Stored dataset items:
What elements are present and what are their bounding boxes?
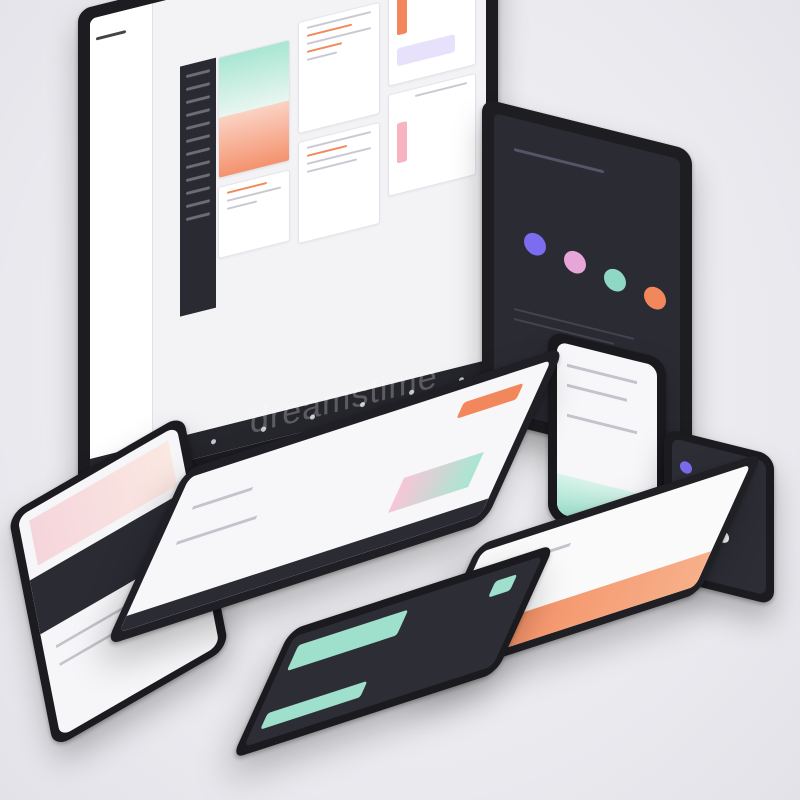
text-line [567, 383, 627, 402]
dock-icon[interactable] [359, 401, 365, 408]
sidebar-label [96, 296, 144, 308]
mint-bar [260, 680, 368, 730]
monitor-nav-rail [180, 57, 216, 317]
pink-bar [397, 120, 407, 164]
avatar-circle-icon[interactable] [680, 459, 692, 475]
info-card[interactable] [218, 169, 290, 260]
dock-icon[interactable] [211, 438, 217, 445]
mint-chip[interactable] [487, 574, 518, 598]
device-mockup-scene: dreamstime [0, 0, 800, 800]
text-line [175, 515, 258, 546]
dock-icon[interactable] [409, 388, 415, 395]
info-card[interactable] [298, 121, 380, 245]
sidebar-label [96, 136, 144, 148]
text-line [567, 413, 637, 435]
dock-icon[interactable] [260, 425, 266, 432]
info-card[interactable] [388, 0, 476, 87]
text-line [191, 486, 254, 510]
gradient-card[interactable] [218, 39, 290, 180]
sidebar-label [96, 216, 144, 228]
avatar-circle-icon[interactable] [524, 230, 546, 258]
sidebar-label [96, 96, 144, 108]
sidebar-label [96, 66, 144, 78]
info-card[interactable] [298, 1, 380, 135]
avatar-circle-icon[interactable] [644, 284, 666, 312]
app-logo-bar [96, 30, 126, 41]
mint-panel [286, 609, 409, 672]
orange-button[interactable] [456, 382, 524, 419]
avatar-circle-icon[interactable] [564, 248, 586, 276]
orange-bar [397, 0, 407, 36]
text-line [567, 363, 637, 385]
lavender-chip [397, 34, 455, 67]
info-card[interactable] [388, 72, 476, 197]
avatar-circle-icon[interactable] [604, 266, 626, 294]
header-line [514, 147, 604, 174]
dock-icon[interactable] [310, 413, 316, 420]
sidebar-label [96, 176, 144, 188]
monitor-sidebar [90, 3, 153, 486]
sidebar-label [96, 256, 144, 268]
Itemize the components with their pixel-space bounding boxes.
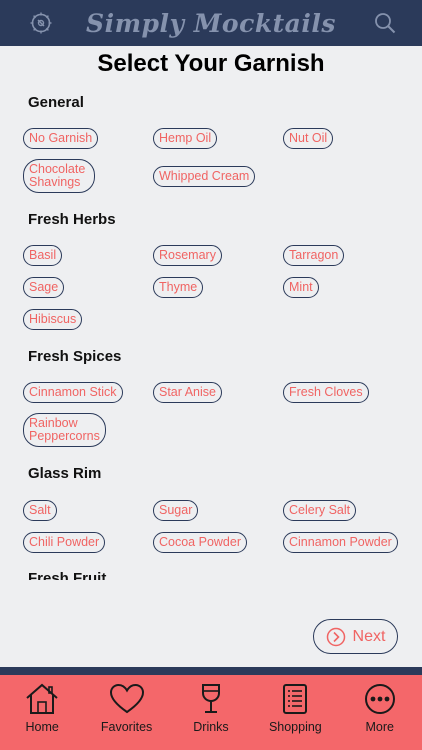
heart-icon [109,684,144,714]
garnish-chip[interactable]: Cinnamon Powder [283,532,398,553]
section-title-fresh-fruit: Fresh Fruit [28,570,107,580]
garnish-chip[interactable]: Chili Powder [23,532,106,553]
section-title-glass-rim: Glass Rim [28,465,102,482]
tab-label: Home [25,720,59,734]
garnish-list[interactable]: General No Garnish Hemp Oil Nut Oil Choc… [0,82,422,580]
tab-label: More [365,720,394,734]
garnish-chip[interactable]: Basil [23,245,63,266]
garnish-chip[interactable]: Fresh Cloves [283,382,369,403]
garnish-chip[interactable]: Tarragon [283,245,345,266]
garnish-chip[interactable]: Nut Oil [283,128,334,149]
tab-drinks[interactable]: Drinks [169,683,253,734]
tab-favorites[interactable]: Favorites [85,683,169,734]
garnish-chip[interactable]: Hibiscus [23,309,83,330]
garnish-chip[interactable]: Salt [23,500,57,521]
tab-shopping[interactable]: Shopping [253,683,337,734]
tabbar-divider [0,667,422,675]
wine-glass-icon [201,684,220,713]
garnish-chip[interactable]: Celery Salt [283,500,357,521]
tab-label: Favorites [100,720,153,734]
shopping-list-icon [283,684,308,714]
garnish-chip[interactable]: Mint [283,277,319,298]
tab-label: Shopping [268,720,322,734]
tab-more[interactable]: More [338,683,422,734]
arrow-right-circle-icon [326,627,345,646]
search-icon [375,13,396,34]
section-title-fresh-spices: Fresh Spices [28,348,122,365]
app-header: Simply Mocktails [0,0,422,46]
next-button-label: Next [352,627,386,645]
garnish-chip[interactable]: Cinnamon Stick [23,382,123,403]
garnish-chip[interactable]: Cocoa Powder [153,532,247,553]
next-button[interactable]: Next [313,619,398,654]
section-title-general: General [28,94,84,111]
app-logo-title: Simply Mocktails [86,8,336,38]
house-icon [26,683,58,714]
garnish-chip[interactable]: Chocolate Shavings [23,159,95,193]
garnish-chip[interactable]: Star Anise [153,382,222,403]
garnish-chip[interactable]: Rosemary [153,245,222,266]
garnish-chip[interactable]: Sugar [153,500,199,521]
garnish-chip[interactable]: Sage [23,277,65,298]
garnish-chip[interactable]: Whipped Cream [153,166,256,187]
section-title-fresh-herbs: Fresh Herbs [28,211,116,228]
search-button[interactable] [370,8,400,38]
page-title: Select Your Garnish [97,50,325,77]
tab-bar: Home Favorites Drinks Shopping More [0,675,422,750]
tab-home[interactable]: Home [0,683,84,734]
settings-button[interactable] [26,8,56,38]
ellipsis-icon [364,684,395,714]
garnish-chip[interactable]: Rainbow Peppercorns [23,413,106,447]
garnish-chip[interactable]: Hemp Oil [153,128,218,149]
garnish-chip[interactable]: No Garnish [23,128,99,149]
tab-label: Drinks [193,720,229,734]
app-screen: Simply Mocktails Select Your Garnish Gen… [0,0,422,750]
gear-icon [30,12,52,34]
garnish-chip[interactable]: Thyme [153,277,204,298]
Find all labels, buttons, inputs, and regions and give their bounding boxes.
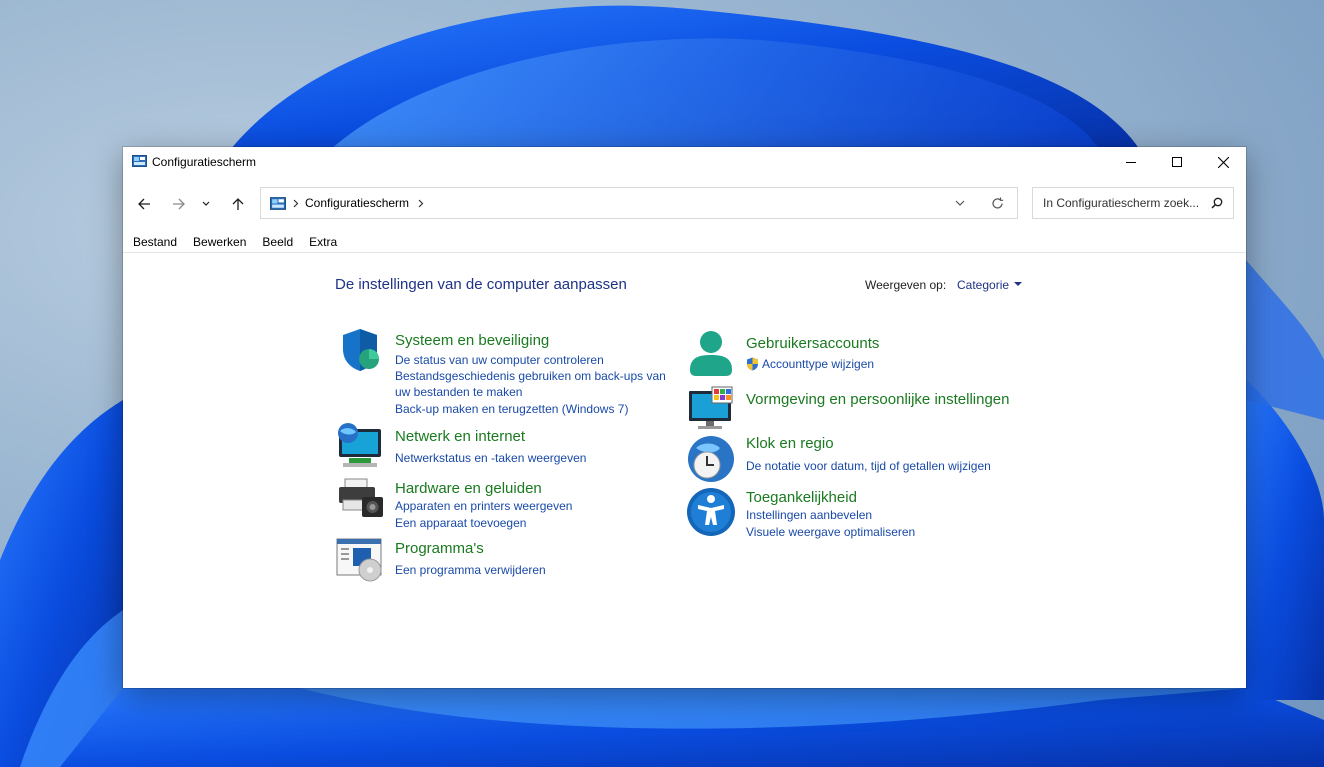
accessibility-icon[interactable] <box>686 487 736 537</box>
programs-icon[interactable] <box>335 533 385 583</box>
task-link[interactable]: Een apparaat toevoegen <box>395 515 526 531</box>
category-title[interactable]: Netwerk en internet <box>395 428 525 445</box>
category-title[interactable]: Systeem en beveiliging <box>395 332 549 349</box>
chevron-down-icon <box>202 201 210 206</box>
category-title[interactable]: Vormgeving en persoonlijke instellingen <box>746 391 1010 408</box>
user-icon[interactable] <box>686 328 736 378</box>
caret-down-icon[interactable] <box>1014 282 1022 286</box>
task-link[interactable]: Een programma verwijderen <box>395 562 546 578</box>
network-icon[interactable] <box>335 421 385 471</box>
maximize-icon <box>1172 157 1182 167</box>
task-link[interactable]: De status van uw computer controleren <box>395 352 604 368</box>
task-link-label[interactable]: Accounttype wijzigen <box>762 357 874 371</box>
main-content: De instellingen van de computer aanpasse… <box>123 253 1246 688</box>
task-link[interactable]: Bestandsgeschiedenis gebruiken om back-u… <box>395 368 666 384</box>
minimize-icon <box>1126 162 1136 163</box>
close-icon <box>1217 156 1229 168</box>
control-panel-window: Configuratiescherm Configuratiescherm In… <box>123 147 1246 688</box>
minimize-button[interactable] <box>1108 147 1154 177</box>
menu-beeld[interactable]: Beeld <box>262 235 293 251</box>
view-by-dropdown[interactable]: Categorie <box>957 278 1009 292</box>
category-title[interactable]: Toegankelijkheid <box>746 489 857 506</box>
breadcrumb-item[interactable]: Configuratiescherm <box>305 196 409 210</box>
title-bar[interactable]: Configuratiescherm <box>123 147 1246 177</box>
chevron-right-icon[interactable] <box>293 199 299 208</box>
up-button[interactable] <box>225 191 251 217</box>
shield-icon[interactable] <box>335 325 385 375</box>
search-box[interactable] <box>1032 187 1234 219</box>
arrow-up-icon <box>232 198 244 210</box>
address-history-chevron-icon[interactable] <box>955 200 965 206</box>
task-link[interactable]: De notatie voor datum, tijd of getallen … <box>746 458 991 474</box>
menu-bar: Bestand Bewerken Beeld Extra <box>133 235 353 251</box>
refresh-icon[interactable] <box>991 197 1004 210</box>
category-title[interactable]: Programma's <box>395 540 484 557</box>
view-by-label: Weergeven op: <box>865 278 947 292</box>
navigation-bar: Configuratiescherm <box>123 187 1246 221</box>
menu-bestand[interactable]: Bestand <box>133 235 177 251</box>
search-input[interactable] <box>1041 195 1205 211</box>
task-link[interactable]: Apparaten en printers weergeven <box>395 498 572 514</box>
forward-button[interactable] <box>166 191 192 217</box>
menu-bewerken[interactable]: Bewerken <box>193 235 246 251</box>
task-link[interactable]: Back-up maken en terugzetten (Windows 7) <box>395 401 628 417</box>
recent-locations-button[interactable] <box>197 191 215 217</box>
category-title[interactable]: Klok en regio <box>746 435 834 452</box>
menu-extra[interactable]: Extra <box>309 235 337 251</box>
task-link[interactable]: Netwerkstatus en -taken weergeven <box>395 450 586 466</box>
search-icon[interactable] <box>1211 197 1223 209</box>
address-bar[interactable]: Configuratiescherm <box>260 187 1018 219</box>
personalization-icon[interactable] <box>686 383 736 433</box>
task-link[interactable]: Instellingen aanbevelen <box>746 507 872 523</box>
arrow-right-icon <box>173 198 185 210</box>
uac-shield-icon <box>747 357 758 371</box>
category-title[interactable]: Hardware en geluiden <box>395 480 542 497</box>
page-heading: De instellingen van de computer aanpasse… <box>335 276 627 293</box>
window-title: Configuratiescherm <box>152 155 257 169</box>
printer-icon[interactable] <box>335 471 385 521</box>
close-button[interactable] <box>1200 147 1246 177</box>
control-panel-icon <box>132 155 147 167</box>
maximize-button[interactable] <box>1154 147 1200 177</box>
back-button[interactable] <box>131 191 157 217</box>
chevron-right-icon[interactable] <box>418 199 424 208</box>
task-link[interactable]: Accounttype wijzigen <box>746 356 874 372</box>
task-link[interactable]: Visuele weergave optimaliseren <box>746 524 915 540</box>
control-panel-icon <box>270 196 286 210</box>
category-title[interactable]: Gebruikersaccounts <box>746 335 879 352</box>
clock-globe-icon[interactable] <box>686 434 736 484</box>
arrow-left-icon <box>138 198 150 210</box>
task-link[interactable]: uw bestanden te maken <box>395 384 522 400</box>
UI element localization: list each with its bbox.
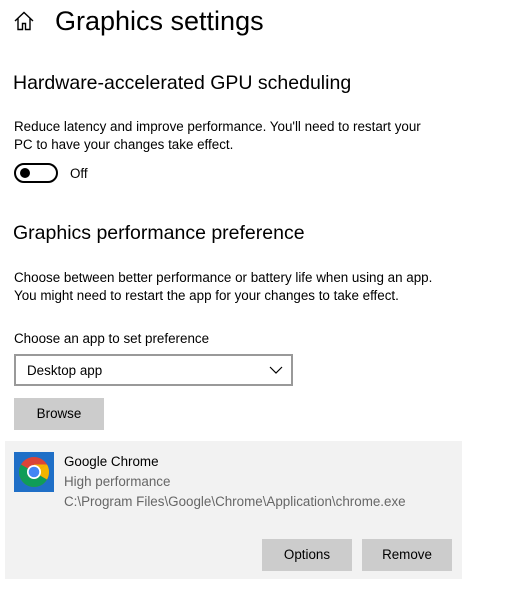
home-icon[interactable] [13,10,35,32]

- _Stated exercise_
Copy the data word for word, beginning at the line that contains "accessibility-icon[interactable] <box>686 487" and ending after the line that contains "task-link[interactable]: Een programma".

- _Output below_
accessibility-icon[interactable] <box>686 487 736 537</box>
programs-icon[interactable] <box>335 533 385 583</box>
task-link[interactable]: Een apparaat toevoegen <box>395 515 526 531</box>
category-title[interactable]: Netwerk en internet <box>395 428 525 445</box>
category-title[interactable]: Systeem en beveiliging <box>395 332 549 349</box>
chevron-down-icon <box>202 201 210 206</box>
category-title[interactable]: Vormgeving en persoonlijke instellingen <box>746 391 1010 408</box>
user-icon[interactable] <box>686 328 736 378</box>
caret-down-icon[interactable] <box>1014 282 1022 286</box>
task-link[interactable]: Een programma verwijderen <box>395 562 546 578</box>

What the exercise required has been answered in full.